----- Data rows
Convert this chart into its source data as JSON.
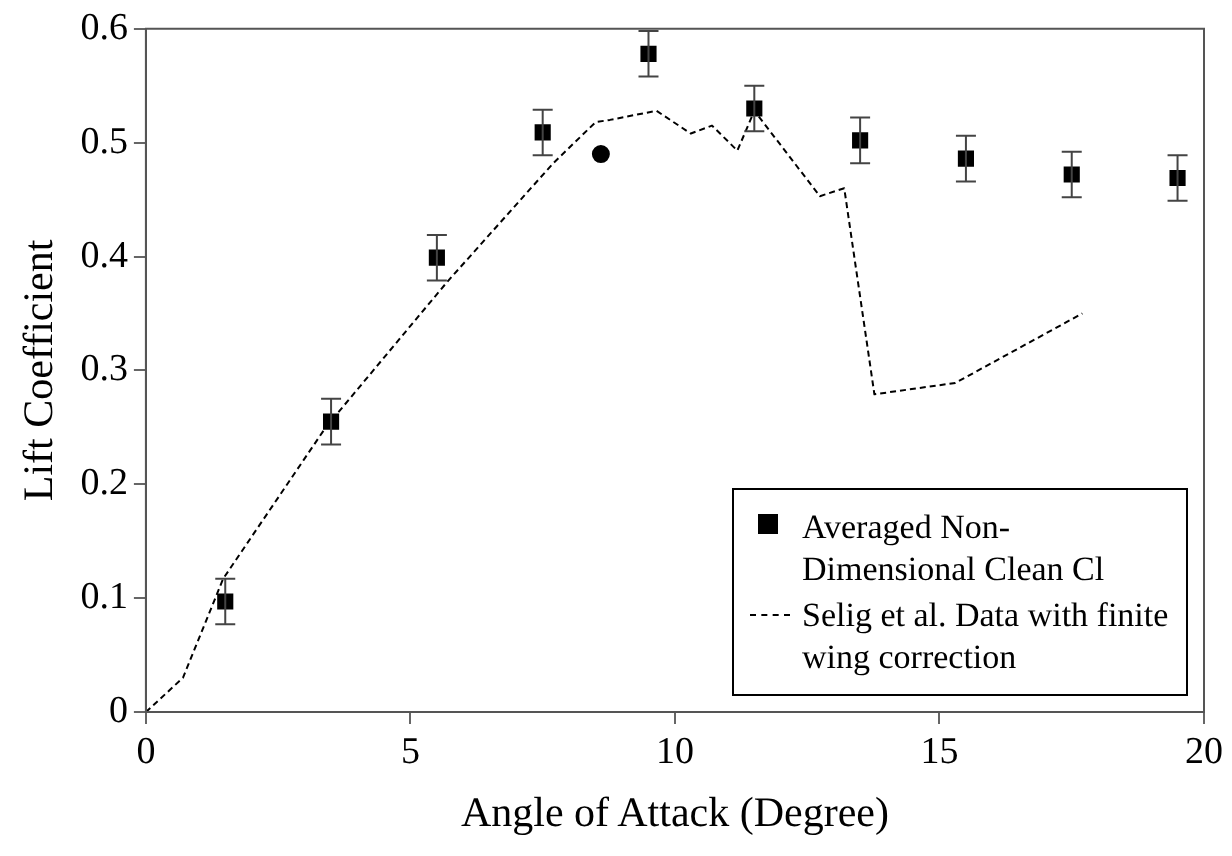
{
  "chart_data": {
    "type": "scatter",
    "xlabel": "Angle of Attack (Degree)",
    "ylabel": "Lift Coefficient",
    "xlim": [
      0,
      20
    ],
    "xticks": [
      0,
      5,
      10,
      15,
      20
    ],
    "ylim": [
      0,
      0.6
    ],
    "yticks": [
      0,
      0.1,
      0.2,
      0.3,
      0.4,
      0.5,
      0.6
    ],
    "grid": false,
    "legend": "bottom right",
    "series": [
      {
        "name": "Averaged Non-Dimensional Clean Cl",
        "marker": "square",
        "color": "#000000",
        "x": [
          1.5,
          3.5,
          5.5,
          7.5,
          9.5,
          11.5,
          13.5,
          15.5,
          17.5,
          19.5
        ],
        "values": [
          0.097,
          0.255,
          0.399,
          0.509,
          0.578,
          0.53,
          0.502,
          0.486,
          0.472,
          0.469
        ],
        "errors": [
          0.02,
          0.02,
          0.02,
          0.02,
          0.02,
          0.02,
          0.02,
          0.02,
          0.02,
          0.02
        ]
      },
      {
        "name": "Selig et al. Data with finite wing correction",
        "type": "line",
        "marker": "none",
        "line_style": "dashed",
        "color": "#000000",
        "x": [
          0,
          0.7,
          1.46,
          3.4,
          5.7,
          7.7,
          8.5,
          8.77,
          9.65,
          10.3,
          10.7,
          11.18,
          11.5,
          12.74,
          13.2,
          13.77,
          15.3,
          17.7
        ],
        "values": [
          0,
          0.03,
          0.117,
          0.25,
          0.378,
          0.482,
          0.518,
          0.52,
          0.528,
          0.508,
          0.515,
          0.493,
          0.528,
          0.453,
          0.46,
          0.279,
          0.289,
          0.35
        ]
      },
      {
        "marker": "circle",
        "color": "#000000",
        "x": [
          8.6
        ],
        "values": [
          0.49
        ]
      }
    ]
  }
}
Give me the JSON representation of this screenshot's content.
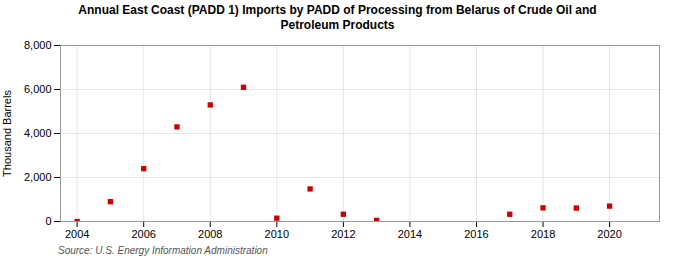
{
  "chart_data": {
    "type": "scatter",
    "title": "Annual East Coast (PADD 1) Imports by PADD of Processing from Belarus of Crude Oil and\nPetroleum Products",
    "ylabel": "Thousand Barrels",
    "source": "Source: U.S. Energy Information Administration",
    "x": [
      2004,
      2005,
      2006,
      2007,
      2008,
      2009,
      2010,
      2011,
      2012,
      2013,
      2017,
      2018,
      2019,
      2020
    ],
    "values": [
      0,
      900,
      2400,
      4300,
      5300,
      6100,
      150,
      1480,
      330,
      50,
      330,
      620,
      610,
      700
    ],
    "color": "#cc0000",
    "marker": "square",
    "xlim": [
      2003.5,
      2021.5
    ],
    "xticks": [
      2004,
      2006,
      2008,
      2010,
      2012,
      2014,
      2016,
      2018,
      2020
    ],
    "ylim": [
      0,
      8000
    ],
    "yticks": [
      0,
      {
        "value": 2000,
        "label": "2,000"
      },
      {
        "value": 4000,
        "label": "4,000"
      },
      {
        "value": 6000,
        "label": "6,000"
      },
      {
        "value": 8000,
        "label": "8,000"
      }
    ],
    "grid": true
  }
}
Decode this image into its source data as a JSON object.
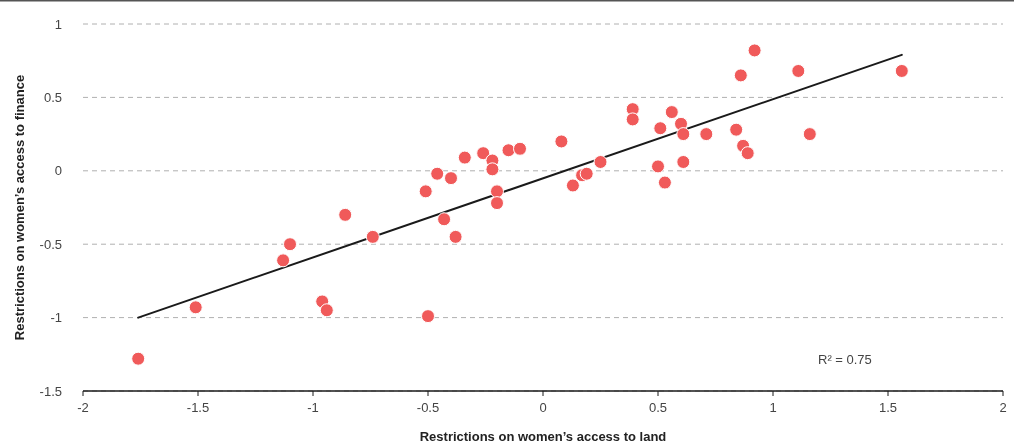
{
  "chart_data": {
    "type": "scatter",
    "xlabel": "Restrictions on women’s access to land",
    "ylabel": "Restrictions on women’s access to finance",
    "xlim": [
      -2,
      2
    ],
    "xticks": [
      -2,
      -1.5,
      -1,
      -0.5,
      0,
      0.5,
      1,
      1.5,
      2
    ],
    "ylim": [
      -1.5,
      1
    ],
    "yticks": [
      -1.5,
      -1,
      -0.5,
      0,
      0.5,
      1
    ],
    "grid": "y",
    "marker": "circle",
    "annotations": [
      "R² = 0.75"
    ],
    "series": [
      {
        "color": "#f05a5a",
        "x": [
          -1.76,
          -1.51,
          -1.13,
          -1.1,
          -0.96,
          -0.94,
          -0.86,
          -0.74,
          -0.51,
          -0.5,
          -0.46,
          -0.43,
          -0.4,
          -0.38,
          -0.34,
          -0.26,
          -0.22,
          -0.22,
          -0.2,
          -0.2,
          -0.15,
          -0.1,
          0.08,
          0.13,
          0.17,
          0.19,
          0.25,
          0.39,
          0.39,
          0.5,
          0.51,
          0.53,
          0.56,
          0.6,
          0.61,
          0.61,
          0.71,
          0.84,
          0.86,
          0.87,
          0.89,
          0.92,
          1.11,
          1.16,
          1.56
        ],
        "values": [
          -1.28,
          -0.93,
          -0.61,
          -0.5,
          -0.89,
          -0.95,
          -0.3,
          -0.45,
          -0.14,
          -0.99,
          -0.02,
          -0.33,
          -0.05,
          -0.45,
          0.09,
          0.12,
          0.07,
          0.01,
          -0.14,
          -0.22,
          0.14,
          0.15,
          0.2,
          -0.1,
          -0.03,
          -0.02,
          0.06,
          0.42,
          0.35,
          0.03,
          0.29,
          -0.08,
          0.4,
          0.32,
          0.25,
          0.06,
          0.25,
          0.28,
          0.65,
          0.17,
          0.12,
          0.82,
          0.68,
          0.25,
          0.68
        ]
      },
      {
        "type": "line",
        "color": "#1a1a1a",
        "x": [
          -1.76,
          1.56
        ],
        "values": [
          -1.0,
          0.79
        ],
        "marker": "none",
        "line_style": "solid"
      }
    ]
  }
}
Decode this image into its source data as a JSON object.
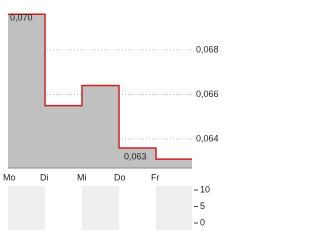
{
  "chart_data": [
    {
      "type": "step",
      "categories": [
        "Mo",
        "Di",
        "Mi",
        "Do",
        "Fr"
      ],
      "series": [
        {
          "color": "#cc2222",
          "fill": "#c0c0c0",
          "values": [
            0.0696,
            0.0655,
            0.0664,
            0.0636,
            0.0631
          ]
        }
      ],
      "annotations": [
        "0,070",
        "0,063"
      ],
      "ylim": [
        0.0627,
        0.0697
      ],
      "yticks": [
        {
          "value": 0.064,
          "label": "0,064"
        },
        {
          "value": 0.066,
          "label": "0,066"
        },
        {
          "value": 0.068,
          "label": "0,068"
        }
      ],
      "grid": true
    },
    {
      "type": "volume",
      "ylim": [
        0,
        10
      ],
      "yticks": [
        0,
        5,
        10
      ]
    }
  ]
}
----------
● **Task goal**
Read the entries and show each line that mentions "grid".

● **Correct answer**
    "grid": false,
    "grid": true
    "grid": "y",
      "grid": true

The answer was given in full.